-- Dataset excerpt --
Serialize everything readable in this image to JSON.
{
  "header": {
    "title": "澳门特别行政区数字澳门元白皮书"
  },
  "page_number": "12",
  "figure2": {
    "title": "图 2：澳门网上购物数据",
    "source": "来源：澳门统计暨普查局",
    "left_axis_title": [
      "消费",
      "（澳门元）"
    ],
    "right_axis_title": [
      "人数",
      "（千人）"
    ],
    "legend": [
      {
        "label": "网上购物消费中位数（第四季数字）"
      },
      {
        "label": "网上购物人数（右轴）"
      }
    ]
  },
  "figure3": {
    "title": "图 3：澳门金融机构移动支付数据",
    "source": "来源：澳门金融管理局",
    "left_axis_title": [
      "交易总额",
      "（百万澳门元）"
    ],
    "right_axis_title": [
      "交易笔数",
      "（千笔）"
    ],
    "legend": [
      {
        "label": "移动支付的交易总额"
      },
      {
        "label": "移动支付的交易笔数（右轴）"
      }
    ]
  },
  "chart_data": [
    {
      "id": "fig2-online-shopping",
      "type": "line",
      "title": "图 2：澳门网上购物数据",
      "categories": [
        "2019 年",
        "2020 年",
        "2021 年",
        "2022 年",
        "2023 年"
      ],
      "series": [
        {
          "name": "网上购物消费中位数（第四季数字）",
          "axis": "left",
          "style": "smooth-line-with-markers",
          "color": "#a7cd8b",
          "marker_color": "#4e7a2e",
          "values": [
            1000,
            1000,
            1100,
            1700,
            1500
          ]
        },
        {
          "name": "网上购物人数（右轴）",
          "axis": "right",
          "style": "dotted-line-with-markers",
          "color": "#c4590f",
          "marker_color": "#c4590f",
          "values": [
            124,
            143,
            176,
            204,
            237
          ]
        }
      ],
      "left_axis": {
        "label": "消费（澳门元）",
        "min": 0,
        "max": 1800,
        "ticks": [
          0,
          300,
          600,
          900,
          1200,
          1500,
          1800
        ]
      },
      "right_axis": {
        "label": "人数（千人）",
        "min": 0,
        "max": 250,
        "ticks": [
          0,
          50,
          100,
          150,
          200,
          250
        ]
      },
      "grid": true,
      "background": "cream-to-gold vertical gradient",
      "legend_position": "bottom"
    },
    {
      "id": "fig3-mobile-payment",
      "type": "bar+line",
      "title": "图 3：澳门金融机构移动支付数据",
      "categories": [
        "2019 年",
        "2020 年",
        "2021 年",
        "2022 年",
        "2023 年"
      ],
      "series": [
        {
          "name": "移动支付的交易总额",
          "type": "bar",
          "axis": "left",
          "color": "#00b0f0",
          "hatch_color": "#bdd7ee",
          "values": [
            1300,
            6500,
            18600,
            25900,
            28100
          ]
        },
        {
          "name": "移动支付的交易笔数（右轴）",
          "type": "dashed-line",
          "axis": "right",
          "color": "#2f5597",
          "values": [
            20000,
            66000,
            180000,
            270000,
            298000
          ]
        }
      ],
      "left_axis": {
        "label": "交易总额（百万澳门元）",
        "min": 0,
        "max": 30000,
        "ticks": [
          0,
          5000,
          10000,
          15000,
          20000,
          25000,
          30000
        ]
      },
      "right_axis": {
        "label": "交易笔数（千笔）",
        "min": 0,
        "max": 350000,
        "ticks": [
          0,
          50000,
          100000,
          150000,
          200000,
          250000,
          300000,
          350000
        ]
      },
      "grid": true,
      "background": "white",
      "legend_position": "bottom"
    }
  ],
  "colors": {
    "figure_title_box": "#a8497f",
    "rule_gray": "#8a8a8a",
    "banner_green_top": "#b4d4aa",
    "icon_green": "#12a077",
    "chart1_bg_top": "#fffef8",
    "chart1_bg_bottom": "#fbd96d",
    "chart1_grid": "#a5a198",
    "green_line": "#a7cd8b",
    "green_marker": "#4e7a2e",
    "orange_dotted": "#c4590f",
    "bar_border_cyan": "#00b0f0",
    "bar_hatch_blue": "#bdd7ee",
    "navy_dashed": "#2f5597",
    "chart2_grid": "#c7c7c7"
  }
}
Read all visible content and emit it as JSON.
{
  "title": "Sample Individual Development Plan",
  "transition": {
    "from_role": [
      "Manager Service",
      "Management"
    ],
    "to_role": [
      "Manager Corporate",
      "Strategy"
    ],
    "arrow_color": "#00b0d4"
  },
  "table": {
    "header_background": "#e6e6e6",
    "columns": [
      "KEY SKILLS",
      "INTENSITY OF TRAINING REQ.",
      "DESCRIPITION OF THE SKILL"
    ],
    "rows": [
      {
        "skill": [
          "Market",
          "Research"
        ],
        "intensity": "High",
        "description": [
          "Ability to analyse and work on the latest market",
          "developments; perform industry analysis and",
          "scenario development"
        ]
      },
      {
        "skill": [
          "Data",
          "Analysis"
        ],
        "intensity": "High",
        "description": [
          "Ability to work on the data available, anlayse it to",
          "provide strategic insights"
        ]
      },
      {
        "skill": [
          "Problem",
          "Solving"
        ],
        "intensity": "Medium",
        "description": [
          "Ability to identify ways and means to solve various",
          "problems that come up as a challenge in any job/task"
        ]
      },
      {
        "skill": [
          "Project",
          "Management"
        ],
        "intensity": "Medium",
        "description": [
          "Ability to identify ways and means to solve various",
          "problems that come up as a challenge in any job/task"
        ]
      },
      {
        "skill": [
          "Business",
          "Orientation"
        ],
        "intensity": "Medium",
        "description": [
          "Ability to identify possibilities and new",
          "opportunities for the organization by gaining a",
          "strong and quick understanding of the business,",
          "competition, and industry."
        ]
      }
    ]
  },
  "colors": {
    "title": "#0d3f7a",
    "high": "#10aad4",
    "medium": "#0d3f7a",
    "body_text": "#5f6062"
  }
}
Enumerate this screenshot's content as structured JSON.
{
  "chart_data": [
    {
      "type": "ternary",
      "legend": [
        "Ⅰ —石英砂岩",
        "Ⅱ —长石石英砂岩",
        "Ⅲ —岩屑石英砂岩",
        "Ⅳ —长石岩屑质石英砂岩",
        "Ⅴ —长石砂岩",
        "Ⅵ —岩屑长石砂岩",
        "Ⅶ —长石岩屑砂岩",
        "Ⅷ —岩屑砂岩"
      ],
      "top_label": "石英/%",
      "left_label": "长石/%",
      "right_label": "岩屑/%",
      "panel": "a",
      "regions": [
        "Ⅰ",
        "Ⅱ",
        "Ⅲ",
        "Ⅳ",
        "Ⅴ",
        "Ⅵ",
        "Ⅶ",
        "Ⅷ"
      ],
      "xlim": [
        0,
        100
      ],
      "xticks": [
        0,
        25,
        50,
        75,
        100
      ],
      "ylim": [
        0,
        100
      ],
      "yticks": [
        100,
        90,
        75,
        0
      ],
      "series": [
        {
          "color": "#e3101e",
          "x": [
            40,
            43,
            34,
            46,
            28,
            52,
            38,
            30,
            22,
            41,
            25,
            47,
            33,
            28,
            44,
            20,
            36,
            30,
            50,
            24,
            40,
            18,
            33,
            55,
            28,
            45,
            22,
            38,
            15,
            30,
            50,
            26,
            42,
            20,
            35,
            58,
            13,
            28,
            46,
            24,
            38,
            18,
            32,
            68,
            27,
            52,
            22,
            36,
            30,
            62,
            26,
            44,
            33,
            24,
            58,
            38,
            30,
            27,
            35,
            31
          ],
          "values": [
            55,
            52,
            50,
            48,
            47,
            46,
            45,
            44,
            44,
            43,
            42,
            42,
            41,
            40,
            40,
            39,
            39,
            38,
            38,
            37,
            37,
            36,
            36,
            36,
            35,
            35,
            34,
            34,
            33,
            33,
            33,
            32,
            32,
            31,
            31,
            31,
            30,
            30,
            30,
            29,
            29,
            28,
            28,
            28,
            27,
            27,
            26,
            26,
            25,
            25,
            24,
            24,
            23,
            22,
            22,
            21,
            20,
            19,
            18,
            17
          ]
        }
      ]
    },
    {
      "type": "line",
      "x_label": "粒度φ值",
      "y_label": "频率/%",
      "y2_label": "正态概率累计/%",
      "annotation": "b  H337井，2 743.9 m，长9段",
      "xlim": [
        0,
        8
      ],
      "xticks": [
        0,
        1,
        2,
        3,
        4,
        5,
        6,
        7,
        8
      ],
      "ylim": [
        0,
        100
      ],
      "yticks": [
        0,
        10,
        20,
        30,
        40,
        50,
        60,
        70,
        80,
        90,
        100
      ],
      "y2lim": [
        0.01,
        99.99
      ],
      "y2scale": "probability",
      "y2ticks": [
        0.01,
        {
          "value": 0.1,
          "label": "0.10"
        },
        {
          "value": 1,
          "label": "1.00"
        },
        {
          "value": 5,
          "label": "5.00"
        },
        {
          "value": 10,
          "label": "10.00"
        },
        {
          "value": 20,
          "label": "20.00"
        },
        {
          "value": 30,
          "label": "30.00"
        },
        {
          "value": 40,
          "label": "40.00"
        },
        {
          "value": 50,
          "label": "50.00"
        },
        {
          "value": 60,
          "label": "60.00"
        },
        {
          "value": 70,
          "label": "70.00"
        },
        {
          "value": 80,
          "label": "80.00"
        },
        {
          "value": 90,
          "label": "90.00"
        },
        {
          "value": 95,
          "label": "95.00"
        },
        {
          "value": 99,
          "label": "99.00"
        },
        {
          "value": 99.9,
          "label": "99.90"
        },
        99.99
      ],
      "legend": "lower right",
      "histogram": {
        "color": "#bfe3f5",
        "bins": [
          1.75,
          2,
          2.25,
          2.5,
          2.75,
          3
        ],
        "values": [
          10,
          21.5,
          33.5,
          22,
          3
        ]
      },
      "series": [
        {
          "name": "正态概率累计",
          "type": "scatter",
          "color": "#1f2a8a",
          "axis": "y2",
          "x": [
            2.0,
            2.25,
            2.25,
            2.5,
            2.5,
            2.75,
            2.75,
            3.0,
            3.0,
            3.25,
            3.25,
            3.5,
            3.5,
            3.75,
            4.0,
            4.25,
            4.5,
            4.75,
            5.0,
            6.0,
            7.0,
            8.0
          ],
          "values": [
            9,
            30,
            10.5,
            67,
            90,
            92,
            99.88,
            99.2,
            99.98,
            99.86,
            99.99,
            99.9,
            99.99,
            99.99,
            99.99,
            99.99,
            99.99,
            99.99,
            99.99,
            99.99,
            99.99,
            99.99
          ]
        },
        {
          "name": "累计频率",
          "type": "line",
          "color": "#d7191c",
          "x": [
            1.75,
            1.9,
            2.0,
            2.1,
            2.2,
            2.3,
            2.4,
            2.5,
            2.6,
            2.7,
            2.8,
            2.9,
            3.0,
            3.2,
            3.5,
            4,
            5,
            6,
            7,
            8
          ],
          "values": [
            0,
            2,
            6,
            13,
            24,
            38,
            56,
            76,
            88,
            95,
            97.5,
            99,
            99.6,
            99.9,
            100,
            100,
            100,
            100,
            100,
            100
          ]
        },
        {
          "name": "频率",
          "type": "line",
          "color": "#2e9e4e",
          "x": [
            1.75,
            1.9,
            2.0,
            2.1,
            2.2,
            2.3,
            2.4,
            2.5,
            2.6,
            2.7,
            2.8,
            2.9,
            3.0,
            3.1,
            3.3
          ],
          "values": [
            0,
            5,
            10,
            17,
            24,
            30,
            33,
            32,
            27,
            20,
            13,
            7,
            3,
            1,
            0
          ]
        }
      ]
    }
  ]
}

-- TASK PROMPT --
Search the lines above for the string "网上购物消费中位数" and copy each line that has it.

-- RESULT OF THE EXERCISE --
        "label": "网上购物消费中位数（第四季数字）"
          "name": "网上购物消费中位数（第四季数字）",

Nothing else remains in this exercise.